=== Your instructions ===
From the entries below, copy every line where the string "Exchanges" appears.

[Records]
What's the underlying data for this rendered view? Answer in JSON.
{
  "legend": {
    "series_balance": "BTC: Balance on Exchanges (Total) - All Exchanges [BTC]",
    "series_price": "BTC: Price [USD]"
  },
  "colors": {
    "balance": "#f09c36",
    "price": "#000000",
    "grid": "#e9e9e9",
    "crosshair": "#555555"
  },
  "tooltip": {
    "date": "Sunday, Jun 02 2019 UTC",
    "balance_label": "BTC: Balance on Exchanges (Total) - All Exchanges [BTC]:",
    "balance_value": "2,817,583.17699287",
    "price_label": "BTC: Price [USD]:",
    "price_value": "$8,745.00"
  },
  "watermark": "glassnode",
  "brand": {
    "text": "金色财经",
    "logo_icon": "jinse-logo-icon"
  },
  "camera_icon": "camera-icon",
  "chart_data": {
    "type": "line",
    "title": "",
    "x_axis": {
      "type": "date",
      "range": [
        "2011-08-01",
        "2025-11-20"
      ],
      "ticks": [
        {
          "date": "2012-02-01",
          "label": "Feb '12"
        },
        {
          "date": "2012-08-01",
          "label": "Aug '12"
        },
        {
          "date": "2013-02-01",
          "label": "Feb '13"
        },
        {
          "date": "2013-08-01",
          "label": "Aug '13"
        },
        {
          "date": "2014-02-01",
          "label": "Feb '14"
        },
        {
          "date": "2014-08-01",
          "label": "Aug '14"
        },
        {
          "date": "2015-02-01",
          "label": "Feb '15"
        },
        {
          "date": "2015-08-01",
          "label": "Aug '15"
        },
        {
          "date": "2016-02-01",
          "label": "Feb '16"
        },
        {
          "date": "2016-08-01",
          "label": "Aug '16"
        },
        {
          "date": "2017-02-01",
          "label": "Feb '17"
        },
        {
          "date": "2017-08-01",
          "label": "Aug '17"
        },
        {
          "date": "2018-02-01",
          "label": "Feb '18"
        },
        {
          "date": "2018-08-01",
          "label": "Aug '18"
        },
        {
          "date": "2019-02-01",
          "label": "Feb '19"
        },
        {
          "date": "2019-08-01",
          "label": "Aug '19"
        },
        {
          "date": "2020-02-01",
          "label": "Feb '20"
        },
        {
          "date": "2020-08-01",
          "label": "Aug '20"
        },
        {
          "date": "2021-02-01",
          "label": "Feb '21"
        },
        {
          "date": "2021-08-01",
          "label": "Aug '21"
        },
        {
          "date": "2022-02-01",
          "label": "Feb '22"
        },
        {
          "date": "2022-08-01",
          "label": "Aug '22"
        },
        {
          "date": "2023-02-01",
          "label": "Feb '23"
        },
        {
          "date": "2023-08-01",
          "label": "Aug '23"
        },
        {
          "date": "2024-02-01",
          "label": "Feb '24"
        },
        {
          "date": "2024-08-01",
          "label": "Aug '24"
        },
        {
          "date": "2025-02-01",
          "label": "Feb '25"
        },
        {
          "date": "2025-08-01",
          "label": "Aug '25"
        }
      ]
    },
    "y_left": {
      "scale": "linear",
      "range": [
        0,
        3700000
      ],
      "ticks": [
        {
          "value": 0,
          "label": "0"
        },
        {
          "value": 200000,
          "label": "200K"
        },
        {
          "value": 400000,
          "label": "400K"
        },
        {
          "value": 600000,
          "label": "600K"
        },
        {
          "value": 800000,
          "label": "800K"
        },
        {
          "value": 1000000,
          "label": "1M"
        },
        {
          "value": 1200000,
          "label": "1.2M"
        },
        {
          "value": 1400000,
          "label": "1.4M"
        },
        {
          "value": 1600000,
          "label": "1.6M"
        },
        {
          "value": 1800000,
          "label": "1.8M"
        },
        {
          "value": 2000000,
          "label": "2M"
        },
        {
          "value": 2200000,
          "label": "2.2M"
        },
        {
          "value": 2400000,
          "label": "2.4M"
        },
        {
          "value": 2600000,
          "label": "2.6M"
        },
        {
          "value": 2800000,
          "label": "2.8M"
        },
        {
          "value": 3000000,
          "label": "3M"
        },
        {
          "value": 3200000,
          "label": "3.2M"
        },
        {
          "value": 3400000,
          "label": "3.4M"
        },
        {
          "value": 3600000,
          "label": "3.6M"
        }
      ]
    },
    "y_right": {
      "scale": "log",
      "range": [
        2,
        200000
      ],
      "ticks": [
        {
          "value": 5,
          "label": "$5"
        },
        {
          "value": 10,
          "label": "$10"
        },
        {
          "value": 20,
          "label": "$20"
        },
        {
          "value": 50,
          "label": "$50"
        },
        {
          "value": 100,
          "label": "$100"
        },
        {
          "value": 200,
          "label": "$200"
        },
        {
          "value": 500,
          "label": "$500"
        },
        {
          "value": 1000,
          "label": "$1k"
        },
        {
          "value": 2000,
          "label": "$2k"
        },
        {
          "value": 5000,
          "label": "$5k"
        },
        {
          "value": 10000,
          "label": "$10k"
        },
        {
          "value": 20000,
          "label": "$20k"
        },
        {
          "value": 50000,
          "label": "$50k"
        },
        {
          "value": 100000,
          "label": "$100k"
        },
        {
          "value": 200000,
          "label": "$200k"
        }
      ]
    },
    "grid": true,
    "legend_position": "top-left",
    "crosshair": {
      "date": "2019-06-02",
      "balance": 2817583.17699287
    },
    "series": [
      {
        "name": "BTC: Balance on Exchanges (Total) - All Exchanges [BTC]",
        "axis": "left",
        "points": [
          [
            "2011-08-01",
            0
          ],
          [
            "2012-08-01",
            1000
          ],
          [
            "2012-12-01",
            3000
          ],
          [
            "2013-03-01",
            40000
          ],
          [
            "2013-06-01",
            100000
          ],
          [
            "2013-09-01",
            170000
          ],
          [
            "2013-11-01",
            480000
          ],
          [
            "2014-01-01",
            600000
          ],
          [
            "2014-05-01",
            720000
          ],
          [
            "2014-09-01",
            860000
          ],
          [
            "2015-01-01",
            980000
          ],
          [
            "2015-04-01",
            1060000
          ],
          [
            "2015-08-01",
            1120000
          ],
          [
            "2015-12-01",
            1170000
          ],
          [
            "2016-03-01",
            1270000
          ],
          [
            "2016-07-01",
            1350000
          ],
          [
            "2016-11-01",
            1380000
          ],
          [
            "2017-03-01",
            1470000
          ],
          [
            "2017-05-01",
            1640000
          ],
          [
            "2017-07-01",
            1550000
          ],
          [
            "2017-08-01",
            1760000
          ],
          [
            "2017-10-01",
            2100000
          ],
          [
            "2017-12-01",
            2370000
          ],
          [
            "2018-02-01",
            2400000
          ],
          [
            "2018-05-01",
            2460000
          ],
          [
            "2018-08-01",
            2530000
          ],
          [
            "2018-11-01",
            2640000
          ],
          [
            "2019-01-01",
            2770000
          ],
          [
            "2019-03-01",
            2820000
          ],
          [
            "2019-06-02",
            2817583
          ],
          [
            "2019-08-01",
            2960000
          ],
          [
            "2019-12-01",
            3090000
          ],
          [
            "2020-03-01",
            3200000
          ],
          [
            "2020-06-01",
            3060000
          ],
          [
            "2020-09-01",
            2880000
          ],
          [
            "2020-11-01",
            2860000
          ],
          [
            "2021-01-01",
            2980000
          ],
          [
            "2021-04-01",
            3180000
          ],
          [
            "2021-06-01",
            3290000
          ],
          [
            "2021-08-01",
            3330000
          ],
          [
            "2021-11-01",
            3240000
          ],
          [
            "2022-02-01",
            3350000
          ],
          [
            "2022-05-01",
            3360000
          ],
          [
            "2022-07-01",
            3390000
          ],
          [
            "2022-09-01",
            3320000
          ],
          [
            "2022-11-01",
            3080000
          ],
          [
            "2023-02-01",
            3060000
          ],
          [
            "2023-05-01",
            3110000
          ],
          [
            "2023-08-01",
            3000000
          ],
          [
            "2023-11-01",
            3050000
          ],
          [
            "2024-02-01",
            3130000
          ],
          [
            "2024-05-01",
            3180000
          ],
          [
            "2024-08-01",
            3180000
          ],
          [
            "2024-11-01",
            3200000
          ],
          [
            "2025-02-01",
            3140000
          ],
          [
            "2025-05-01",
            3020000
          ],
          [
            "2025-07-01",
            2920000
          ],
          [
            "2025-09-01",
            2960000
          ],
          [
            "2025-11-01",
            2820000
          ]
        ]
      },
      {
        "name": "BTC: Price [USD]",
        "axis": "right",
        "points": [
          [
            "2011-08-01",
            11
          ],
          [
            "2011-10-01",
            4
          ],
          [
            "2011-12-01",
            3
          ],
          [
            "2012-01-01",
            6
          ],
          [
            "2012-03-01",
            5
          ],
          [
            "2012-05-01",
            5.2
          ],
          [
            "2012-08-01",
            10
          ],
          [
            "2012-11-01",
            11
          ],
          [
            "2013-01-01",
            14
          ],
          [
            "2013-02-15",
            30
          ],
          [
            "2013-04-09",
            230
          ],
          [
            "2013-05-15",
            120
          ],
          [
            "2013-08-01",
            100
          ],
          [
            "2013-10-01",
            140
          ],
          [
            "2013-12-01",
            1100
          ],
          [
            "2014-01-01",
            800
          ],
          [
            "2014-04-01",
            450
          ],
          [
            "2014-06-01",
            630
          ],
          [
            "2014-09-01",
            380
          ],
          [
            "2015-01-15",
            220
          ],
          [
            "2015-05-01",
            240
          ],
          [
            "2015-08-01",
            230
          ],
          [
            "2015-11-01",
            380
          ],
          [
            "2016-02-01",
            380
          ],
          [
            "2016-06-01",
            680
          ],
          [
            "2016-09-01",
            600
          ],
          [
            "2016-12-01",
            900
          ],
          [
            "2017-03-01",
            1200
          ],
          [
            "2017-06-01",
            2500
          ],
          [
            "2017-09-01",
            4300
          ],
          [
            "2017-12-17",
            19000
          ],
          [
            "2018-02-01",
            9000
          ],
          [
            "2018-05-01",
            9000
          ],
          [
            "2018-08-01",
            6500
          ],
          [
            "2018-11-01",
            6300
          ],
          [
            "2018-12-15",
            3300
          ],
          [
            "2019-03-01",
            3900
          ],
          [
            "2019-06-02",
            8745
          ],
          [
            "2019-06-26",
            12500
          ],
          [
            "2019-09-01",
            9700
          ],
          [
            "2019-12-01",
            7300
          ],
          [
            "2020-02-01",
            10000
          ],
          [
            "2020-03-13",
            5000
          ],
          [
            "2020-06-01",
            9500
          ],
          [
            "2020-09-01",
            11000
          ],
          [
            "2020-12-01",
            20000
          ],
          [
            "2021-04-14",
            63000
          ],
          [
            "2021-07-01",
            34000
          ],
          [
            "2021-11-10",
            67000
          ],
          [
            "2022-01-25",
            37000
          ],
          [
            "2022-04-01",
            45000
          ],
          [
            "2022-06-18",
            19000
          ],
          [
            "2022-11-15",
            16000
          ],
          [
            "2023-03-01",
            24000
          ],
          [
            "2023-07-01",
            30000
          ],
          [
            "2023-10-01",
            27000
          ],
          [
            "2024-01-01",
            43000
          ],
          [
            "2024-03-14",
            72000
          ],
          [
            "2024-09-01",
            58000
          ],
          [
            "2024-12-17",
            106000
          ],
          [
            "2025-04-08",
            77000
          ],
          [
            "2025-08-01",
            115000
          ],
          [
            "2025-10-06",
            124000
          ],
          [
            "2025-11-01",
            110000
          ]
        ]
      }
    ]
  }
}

=== Exercise response ===
    "series_balance": "BTC: Balance on Exchanges (Total) - All Exchanges [BTC]",
    "balance_label": "BTC: Balance on Exchanges (Total) - All Exchanges [BTC]:",
        "name": "BTC: Balance on Exchanges (Total) - All Exchanges [BTC]",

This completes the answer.